* _PROBLEM TO SOLVE_
Wherever a line holds the word "dimana", copy that line out.

* _DATA IN THIS EXERCISE_
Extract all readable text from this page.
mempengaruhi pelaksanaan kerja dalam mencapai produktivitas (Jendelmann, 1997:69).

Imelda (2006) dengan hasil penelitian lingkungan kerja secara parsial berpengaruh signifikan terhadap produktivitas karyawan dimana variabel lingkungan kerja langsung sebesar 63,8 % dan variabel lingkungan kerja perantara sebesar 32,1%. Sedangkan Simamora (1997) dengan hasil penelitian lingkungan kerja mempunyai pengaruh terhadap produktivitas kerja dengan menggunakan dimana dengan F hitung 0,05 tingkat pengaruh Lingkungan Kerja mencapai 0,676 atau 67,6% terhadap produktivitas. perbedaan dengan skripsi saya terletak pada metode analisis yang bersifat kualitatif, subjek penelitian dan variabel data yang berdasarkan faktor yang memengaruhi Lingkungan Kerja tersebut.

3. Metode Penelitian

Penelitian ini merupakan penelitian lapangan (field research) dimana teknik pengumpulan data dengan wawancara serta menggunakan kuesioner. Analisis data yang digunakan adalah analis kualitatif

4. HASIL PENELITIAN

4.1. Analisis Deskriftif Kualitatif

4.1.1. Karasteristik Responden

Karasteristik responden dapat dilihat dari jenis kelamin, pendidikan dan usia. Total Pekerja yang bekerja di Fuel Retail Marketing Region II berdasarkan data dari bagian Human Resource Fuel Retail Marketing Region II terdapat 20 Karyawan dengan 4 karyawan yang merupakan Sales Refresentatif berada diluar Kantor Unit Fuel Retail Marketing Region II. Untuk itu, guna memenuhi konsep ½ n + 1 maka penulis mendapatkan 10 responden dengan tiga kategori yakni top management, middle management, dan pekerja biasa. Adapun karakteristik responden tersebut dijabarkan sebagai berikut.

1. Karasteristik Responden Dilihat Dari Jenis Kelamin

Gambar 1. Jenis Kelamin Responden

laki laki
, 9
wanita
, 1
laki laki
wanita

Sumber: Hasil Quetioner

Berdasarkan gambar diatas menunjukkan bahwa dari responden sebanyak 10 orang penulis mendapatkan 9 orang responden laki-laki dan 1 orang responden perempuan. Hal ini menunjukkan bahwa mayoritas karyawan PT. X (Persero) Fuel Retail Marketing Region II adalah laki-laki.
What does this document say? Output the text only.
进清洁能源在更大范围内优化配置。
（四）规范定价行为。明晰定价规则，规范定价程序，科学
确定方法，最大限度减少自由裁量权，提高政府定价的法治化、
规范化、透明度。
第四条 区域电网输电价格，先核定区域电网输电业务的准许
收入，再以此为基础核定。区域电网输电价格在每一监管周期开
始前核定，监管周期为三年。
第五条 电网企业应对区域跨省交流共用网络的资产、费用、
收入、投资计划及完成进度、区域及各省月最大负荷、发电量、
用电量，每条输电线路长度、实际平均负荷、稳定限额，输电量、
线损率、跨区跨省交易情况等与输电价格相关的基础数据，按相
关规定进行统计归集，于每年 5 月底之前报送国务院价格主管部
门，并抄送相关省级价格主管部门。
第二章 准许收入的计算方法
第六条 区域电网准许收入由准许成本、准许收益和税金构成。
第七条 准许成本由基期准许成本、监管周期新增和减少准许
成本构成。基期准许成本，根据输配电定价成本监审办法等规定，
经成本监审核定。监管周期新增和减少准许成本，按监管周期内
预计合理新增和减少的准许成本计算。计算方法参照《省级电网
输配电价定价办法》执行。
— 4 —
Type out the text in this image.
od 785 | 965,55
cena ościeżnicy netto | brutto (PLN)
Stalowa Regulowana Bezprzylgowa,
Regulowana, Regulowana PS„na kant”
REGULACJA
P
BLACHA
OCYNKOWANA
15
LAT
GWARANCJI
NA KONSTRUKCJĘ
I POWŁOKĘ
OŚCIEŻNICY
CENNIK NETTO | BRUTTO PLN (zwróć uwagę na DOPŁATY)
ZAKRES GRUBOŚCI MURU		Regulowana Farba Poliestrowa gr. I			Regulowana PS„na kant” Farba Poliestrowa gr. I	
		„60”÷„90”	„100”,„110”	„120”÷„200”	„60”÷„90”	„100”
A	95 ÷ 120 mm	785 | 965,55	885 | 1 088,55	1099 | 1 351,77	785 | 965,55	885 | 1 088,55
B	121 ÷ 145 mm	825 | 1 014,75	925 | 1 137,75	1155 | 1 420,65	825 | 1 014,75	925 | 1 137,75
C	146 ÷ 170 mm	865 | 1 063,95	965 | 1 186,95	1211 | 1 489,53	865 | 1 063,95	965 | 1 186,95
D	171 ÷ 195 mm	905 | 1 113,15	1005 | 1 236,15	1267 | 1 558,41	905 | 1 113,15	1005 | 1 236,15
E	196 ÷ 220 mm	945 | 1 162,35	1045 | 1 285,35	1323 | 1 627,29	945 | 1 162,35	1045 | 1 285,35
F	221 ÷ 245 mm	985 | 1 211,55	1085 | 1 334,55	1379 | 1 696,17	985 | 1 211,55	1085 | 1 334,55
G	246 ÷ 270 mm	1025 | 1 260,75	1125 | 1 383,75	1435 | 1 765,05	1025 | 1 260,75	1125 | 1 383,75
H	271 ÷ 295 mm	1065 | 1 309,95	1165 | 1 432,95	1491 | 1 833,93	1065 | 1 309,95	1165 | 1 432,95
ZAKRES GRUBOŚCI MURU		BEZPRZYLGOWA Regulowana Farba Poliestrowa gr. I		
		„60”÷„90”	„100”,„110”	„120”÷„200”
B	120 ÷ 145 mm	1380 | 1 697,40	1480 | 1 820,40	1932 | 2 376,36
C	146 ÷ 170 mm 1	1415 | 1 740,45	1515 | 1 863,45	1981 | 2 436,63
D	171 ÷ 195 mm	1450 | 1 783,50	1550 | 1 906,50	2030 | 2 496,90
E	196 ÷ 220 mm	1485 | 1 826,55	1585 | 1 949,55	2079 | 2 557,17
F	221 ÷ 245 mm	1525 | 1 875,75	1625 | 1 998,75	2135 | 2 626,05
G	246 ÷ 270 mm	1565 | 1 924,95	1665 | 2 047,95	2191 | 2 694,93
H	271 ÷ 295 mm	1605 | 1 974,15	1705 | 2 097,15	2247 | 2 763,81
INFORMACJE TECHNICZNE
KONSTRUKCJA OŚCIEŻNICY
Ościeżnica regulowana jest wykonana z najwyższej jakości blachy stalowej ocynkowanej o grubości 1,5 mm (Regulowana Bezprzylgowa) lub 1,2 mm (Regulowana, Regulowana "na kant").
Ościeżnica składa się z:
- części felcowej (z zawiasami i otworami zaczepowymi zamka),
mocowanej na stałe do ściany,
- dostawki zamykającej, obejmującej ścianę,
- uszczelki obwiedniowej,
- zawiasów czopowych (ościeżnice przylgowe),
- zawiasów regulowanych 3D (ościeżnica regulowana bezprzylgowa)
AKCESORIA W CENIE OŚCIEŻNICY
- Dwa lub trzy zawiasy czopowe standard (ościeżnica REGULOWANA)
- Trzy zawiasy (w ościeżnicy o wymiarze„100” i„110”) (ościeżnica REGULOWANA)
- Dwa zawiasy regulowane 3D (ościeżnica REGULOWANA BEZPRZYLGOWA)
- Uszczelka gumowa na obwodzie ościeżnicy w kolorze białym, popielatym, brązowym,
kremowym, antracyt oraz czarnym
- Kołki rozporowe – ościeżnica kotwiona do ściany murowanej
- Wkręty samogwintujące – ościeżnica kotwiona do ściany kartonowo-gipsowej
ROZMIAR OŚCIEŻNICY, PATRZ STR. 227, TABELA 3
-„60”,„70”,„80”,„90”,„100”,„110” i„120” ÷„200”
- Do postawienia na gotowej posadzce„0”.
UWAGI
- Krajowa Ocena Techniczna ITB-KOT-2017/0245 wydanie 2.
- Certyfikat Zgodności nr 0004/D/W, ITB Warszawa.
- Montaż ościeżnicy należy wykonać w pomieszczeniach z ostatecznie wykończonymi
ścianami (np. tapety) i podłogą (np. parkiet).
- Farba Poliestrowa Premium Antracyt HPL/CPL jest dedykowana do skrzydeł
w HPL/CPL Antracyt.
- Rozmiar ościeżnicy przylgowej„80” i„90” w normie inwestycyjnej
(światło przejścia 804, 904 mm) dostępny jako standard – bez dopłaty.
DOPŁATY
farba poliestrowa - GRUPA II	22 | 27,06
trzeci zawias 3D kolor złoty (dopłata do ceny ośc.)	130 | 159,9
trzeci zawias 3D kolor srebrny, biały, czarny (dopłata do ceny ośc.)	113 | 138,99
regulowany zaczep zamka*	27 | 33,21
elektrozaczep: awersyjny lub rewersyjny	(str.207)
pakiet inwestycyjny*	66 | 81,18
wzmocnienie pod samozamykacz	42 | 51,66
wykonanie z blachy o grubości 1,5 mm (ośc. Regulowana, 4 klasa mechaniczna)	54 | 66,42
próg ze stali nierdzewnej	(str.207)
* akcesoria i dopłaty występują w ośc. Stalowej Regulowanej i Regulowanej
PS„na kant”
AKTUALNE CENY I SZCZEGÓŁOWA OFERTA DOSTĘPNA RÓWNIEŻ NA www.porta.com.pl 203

* _EXERCISE SOLUTION_
Imelda (2006) dengan hasil penelitian lingkungan kerja secara parsial berpengaruh signifikan terhadap produktivitas karyawan dimana variabel lingkungan kerja langsung sebesar 63,8 % dan variabel lingkungan kerja perantara sebesar 32,1%. Sedangkan Simamora (1997) dengan hasil penelitian lingkungan kerja mempunyai pengaruh terhadap produktivitas kerja dengan menggunakan dimana dengan F hitung 0,05 tingkat pengaruh Lingkungan Kerja mencapai 0,676 atau 67,6% terhadap produktivitas. perbedaan dengan skripsi saya terletak pada metode analisis yang bersifat kualitatif, subjek penelitian dan variabel data yang berdasarkan faktor yang memengaruhi Lingkungan Kerja tersebut.
Penelitian ini merupakan penelitian lapangan (field research) dimana teknik pengumpulan data dengan wawancara serta menggunakan kuesioner. Analisis data yang digunakan adalah analis kualitatif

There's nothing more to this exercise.